**EXERCISE INPUT**:
_ _ _

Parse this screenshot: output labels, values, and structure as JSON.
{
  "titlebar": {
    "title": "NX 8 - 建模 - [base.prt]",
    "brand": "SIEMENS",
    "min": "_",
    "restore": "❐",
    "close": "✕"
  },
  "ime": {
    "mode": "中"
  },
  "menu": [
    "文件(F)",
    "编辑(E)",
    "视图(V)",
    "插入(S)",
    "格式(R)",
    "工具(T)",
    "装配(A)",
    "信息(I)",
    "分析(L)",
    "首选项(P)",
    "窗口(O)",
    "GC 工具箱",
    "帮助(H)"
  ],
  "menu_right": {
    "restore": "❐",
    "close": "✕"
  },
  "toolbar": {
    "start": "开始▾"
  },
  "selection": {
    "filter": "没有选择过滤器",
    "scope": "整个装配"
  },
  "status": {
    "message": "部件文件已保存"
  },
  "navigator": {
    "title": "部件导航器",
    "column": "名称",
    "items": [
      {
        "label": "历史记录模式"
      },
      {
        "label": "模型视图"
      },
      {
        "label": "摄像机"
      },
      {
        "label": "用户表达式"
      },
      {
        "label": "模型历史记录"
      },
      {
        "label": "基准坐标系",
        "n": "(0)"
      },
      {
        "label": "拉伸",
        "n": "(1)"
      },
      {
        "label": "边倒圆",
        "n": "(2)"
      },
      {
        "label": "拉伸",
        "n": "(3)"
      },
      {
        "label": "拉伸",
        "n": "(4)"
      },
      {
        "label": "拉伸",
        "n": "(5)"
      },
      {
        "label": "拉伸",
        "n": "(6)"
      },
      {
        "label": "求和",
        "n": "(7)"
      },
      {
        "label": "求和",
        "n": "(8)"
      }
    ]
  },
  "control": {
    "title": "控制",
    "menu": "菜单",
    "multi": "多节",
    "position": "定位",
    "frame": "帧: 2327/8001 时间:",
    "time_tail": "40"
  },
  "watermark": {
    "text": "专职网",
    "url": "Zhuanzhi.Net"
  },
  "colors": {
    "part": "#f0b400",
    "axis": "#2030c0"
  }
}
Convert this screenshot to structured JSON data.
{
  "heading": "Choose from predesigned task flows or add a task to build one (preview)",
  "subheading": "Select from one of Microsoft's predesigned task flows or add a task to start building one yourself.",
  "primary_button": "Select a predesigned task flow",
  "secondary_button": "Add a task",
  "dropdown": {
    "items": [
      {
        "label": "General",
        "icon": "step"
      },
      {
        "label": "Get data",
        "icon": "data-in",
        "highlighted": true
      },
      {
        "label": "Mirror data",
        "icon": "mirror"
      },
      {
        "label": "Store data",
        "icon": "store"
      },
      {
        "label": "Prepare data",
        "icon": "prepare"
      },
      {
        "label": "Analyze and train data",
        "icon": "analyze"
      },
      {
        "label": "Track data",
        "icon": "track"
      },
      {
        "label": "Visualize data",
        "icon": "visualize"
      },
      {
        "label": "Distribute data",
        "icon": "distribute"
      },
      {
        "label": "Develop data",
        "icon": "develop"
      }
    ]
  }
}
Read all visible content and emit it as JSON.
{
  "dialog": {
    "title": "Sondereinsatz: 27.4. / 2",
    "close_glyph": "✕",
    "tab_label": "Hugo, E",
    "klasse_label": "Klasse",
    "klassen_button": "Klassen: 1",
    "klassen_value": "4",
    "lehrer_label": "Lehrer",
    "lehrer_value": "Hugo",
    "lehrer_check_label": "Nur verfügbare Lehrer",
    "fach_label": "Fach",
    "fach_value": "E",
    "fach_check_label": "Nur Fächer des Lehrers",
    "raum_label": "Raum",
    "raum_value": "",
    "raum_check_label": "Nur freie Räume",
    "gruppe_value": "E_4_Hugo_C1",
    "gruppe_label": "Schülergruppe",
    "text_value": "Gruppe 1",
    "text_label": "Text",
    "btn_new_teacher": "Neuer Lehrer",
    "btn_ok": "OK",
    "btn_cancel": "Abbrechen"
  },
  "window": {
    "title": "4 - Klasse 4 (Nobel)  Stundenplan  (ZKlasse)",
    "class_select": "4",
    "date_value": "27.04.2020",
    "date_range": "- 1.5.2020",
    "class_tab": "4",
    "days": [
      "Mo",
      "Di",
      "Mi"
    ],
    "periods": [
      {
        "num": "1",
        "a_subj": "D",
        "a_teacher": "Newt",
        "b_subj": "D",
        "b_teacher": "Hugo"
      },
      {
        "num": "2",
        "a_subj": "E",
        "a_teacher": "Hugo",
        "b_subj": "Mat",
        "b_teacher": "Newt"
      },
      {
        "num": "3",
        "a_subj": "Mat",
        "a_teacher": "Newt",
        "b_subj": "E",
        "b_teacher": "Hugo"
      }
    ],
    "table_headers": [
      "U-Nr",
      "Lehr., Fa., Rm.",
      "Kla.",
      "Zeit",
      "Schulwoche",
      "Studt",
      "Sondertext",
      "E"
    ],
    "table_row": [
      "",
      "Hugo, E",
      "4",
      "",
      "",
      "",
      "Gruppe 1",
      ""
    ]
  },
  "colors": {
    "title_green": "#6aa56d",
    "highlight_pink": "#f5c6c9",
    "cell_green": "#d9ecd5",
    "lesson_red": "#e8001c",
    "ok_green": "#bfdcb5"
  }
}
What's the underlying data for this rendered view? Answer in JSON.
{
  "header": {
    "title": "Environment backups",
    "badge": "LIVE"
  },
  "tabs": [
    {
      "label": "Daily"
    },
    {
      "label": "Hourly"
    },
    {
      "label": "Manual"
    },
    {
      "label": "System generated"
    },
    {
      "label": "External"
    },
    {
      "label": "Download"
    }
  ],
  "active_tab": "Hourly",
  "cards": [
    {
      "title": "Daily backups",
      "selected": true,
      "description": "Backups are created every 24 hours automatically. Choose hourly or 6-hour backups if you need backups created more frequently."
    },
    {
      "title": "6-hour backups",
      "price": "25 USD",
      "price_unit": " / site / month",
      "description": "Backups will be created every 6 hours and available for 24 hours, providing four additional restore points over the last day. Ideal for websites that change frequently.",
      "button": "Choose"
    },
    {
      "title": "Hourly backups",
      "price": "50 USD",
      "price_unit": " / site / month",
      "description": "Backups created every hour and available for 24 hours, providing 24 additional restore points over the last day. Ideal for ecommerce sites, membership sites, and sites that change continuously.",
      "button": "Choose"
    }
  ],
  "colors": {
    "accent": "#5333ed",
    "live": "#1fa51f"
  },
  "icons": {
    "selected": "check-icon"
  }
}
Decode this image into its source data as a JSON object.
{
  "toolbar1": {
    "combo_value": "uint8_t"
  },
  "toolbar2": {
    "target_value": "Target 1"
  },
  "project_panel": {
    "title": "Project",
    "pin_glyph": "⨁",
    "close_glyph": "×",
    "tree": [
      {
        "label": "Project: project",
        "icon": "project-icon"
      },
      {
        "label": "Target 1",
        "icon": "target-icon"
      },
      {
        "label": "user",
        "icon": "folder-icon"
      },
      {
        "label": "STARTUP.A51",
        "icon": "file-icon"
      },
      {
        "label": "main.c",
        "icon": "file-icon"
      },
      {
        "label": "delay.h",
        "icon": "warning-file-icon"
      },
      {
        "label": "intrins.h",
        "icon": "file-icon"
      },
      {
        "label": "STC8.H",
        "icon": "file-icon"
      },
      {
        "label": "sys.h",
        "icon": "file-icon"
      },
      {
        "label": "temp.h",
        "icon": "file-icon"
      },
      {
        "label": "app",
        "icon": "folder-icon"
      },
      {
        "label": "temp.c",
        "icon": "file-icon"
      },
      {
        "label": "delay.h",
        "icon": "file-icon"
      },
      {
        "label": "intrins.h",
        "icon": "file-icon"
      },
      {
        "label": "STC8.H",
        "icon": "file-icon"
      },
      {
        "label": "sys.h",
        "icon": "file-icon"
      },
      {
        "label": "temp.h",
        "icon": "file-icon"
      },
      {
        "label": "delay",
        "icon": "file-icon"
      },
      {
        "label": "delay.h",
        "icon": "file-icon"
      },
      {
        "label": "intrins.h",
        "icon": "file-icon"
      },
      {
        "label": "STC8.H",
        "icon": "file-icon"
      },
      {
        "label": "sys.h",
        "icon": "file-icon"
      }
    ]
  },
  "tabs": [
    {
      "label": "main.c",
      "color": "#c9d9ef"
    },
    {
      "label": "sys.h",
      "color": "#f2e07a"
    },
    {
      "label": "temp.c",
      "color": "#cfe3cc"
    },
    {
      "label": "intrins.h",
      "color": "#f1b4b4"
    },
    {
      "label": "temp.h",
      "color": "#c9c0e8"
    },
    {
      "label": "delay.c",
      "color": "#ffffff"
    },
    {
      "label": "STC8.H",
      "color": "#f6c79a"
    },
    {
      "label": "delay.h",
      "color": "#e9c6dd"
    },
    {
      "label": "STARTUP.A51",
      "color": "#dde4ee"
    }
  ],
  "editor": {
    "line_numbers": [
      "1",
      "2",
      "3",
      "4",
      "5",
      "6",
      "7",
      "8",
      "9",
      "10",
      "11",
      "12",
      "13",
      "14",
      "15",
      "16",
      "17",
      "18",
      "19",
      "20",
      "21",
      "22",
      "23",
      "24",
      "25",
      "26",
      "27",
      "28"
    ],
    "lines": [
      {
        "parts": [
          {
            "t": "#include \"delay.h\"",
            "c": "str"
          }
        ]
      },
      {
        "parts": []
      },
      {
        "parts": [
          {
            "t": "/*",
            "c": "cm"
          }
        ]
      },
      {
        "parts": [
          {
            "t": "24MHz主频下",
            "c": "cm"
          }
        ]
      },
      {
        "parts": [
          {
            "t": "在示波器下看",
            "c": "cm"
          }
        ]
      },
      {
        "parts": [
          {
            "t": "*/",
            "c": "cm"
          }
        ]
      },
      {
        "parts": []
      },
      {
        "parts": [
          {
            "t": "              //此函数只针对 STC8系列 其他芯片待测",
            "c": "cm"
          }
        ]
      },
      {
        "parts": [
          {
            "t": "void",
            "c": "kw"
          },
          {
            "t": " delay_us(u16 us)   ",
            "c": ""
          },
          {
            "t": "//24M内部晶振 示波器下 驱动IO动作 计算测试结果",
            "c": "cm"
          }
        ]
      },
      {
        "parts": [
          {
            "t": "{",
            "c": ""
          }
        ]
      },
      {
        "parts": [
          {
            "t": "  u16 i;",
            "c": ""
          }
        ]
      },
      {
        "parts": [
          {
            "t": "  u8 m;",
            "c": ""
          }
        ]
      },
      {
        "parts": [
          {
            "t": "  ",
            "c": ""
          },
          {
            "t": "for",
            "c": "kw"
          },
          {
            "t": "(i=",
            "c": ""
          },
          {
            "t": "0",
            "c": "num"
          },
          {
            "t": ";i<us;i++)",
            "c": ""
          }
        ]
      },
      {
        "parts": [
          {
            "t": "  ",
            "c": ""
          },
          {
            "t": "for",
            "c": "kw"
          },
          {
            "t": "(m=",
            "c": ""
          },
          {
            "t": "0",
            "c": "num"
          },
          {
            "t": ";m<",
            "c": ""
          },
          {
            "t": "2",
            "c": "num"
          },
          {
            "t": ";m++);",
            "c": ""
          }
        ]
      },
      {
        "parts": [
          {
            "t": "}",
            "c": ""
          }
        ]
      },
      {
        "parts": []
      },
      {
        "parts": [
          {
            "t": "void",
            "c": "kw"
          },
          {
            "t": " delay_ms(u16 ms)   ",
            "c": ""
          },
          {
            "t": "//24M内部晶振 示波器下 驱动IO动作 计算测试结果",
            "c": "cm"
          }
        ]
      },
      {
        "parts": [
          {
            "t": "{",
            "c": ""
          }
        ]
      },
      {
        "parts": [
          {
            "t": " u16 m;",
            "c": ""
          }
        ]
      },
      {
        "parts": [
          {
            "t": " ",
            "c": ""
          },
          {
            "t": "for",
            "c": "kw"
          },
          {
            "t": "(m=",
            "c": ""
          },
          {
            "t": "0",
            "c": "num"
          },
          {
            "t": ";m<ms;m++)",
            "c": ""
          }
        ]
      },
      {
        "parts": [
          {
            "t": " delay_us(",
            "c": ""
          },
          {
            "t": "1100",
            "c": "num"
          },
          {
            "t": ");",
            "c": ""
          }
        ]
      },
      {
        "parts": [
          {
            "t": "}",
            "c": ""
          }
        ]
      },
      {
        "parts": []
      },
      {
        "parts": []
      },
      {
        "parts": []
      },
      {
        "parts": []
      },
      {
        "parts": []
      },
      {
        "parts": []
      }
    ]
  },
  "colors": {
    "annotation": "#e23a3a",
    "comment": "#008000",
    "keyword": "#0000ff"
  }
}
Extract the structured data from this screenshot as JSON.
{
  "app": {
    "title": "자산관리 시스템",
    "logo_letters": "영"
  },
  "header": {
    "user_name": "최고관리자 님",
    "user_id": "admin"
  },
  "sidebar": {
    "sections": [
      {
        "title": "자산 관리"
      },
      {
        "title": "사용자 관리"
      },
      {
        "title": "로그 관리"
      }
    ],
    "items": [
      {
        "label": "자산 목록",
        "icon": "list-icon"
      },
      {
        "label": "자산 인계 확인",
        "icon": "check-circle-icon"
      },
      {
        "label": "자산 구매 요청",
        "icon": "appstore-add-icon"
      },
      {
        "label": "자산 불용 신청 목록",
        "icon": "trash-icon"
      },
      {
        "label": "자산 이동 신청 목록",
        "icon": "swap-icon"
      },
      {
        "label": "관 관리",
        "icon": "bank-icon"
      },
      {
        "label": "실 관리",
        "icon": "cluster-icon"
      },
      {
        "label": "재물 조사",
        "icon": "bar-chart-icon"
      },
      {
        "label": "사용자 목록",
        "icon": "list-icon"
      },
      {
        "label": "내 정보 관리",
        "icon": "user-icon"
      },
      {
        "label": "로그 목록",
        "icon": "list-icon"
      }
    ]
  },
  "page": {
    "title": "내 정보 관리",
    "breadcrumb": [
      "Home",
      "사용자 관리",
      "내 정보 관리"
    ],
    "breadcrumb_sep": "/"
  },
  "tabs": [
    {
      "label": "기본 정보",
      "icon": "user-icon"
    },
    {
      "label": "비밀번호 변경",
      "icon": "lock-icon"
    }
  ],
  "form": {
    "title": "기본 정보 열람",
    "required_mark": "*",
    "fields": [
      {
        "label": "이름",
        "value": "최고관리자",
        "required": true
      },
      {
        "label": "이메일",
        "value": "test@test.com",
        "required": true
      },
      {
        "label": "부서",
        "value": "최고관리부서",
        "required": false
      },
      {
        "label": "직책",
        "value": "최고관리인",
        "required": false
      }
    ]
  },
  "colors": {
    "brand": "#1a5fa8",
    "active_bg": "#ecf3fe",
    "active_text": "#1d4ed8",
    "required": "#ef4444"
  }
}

_ _ _

**DESCRIPTION OF THE TASK**: Select, from the listing, all lines that include the word "true".

**RESPONSE**:
        "highlighted": true
      "selected": true,
        "required": true
        "required": true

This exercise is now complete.